▸ Stated task
Find each line containing the string "this". Copy it.

>> Begin Information shown

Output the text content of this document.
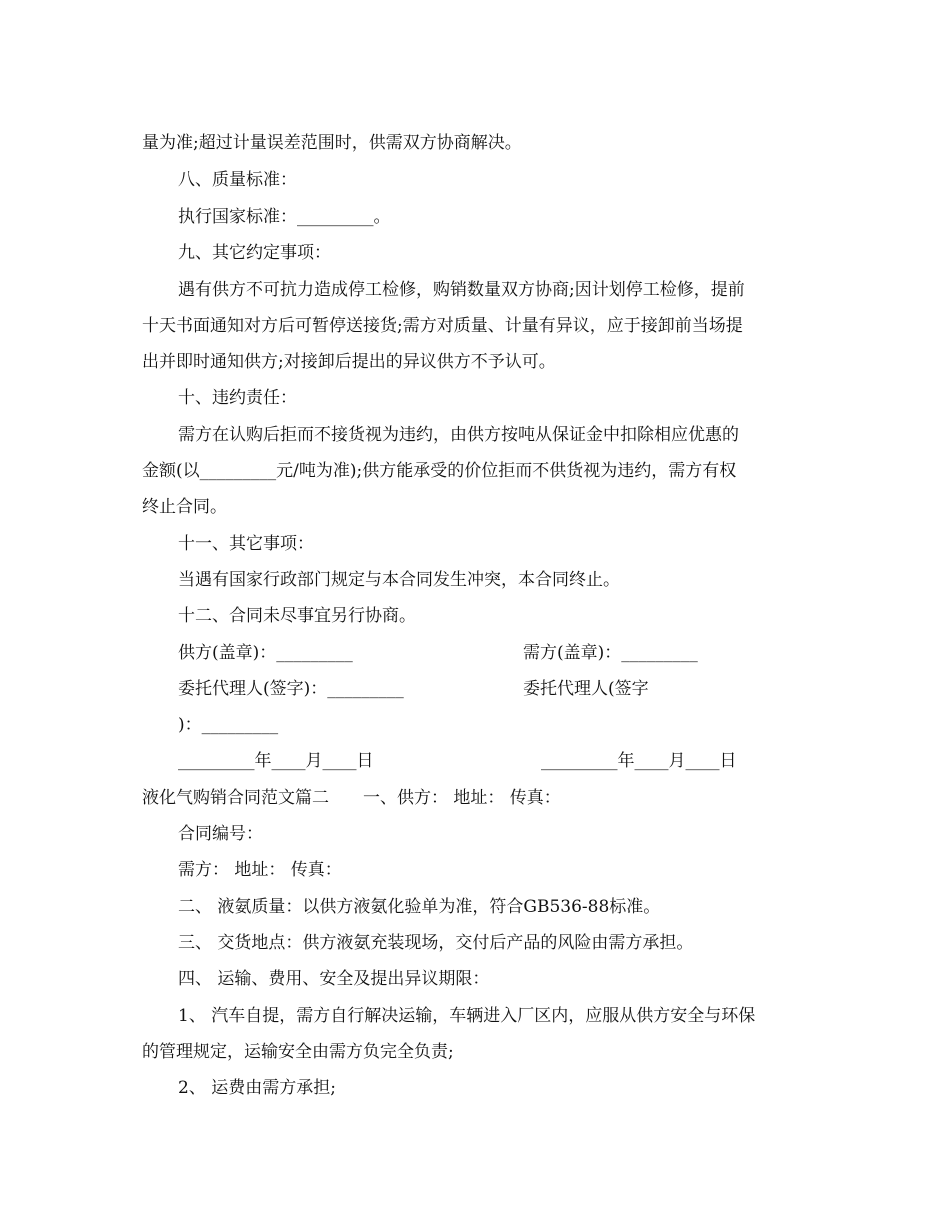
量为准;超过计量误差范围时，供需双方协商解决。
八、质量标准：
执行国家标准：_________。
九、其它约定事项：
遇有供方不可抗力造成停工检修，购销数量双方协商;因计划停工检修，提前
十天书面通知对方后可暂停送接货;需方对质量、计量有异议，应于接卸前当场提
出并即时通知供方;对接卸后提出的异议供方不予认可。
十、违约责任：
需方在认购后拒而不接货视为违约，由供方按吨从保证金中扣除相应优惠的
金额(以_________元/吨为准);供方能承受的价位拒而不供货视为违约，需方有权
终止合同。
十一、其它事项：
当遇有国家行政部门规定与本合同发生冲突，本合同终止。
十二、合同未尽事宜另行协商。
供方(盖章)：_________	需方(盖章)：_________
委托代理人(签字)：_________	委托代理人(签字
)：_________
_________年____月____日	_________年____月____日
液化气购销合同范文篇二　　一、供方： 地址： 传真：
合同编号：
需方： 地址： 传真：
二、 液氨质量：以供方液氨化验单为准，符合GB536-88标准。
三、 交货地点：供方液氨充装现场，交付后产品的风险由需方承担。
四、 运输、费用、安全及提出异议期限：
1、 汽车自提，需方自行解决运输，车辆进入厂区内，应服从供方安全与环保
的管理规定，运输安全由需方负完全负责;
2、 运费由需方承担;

>> End Information shown
>> Begin Information shown

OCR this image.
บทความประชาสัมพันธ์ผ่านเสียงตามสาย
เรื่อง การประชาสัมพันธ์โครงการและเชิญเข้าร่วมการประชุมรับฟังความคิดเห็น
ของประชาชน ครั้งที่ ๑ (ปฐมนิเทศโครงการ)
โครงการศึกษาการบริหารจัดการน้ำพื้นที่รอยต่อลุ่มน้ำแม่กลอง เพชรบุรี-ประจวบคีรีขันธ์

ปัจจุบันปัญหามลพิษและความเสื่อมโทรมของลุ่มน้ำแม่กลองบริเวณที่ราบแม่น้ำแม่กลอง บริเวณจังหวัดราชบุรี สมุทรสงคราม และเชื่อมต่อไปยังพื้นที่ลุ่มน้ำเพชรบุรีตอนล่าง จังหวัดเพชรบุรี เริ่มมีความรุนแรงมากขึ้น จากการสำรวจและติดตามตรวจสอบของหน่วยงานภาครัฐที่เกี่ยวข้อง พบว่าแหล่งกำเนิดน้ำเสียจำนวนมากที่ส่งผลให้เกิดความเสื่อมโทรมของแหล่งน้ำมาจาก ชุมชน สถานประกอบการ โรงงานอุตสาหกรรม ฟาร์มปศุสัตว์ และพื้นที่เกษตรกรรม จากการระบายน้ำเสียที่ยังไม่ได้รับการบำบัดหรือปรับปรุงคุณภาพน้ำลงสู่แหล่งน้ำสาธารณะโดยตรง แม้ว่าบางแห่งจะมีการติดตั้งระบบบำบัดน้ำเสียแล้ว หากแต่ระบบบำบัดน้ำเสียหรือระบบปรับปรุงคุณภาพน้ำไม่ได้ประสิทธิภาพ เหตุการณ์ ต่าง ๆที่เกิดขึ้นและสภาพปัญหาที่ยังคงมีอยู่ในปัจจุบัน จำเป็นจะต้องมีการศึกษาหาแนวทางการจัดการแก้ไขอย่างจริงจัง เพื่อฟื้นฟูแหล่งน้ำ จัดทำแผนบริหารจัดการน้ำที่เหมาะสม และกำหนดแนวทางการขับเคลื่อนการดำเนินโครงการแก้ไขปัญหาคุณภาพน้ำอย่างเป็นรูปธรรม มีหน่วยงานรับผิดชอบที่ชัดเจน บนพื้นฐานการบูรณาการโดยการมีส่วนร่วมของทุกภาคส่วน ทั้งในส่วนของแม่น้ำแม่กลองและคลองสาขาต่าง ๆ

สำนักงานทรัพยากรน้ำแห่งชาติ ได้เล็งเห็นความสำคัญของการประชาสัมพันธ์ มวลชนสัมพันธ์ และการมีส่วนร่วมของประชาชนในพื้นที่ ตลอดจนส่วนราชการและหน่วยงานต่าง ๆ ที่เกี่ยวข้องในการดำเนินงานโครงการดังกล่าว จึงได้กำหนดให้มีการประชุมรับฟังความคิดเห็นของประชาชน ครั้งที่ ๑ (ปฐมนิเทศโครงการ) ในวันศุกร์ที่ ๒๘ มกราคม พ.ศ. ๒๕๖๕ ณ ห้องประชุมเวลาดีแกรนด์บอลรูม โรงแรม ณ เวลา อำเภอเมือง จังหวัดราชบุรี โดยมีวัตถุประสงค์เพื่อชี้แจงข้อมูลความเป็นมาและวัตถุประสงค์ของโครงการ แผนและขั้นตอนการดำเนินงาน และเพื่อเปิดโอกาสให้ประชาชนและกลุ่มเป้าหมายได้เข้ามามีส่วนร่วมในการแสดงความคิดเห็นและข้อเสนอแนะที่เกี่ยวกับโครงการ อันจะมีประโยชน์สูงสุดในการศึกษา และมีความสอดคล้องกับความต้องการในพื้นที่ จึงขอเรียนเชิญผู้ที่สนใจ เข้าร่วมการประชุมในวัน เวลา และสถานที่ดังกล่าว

>> End Information shown
>> Begin Information shown

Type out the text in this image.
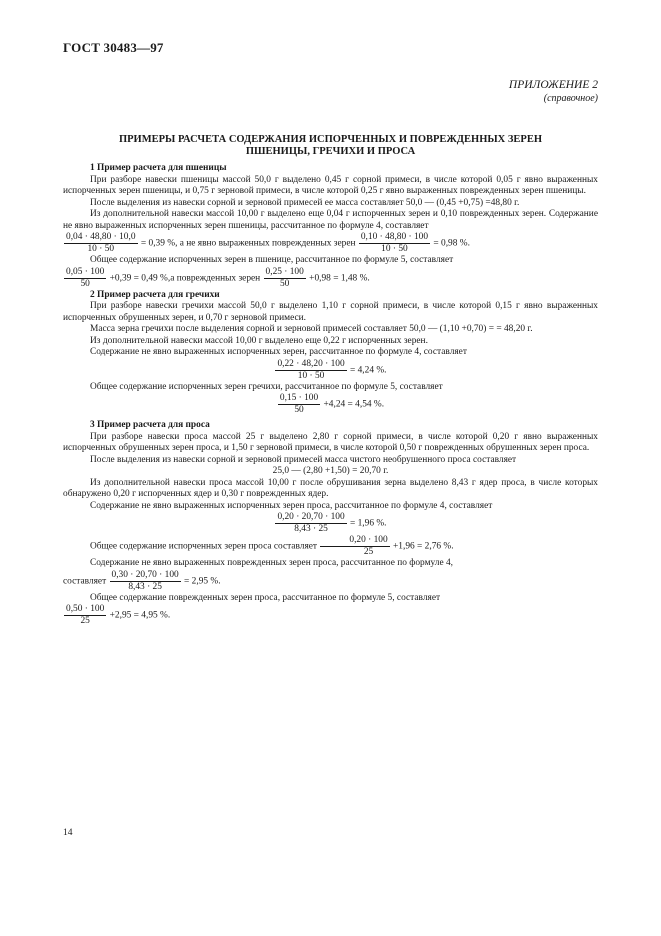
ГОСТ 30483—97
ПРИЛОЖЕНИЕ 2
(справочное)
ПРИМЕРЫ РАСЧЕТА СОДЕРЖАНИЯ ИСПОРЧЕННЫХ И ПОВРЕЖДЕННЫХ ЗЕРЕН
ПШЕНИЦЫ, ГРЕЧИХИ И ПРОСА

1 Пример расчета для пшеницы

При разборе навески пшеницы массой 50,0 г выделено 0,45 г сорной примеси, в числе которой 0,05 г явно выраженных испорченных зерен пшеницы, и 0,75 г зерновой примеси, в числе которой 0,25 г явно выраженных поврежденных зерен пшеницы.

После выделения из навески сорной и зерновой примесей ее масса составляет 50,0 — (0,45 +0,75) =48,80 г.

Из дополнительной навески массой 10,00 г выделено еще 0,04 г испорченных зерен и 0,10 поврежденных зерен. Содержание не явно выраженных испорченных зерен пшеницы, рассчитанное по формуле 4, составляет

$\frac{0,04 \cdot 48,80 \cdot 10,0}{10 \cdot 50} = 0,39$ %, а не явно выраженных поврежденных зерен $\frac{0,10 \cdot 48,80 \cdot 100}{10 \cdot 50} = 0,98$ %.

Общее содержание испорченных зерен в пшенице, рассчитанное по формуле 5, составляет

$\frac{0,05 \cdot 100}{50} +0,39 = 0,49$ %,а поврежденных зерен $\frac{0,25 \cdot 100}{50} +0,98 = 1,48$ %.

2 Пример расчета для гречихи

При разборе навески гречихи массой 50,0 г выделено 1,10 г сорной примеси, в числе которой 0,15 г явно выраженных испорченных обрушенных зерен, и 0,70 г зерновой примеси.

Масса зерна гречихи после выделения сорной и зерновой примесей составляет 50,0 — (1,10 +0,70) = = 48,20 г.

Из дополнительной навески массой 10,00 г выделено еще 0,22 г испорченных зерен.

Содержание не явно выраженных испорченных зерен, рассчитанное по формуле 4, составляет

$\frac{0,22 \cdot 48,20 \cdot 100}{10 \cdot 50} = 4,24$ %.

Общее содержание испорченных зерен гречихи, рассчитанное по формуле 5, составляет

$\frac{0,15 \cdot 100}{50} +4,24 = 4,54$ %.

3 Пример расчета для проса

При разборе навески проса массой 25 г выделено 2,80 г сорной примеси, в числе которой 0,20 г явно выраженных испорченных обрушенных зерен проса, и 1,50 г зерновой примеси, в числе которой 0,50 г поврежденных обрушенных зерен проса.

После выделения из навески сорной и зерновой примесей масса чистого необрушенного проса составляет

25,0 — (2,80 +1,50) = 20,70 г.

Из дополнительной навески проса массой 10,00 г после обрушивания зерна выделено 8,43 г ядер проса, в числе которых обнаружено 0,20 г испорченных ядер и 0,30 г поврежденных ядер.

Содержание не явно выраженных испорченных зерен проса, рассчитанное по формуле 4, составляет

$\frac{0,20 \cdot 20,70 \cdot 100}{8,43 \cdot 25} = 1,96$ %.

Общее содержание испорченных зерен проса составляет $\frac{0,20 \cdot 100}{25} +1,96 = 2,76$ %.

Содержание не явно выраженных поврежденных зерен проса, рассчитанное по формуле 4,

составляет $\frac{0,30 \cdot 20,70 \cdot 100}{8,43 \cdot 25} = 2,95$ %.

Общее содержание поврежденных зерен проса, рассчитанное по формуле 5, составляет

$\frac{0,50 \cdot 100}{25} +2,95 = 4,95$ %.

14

>> End Information shown

▸ Correct result
Output the text content of this document.
OCR this image.
Type out the text in this image.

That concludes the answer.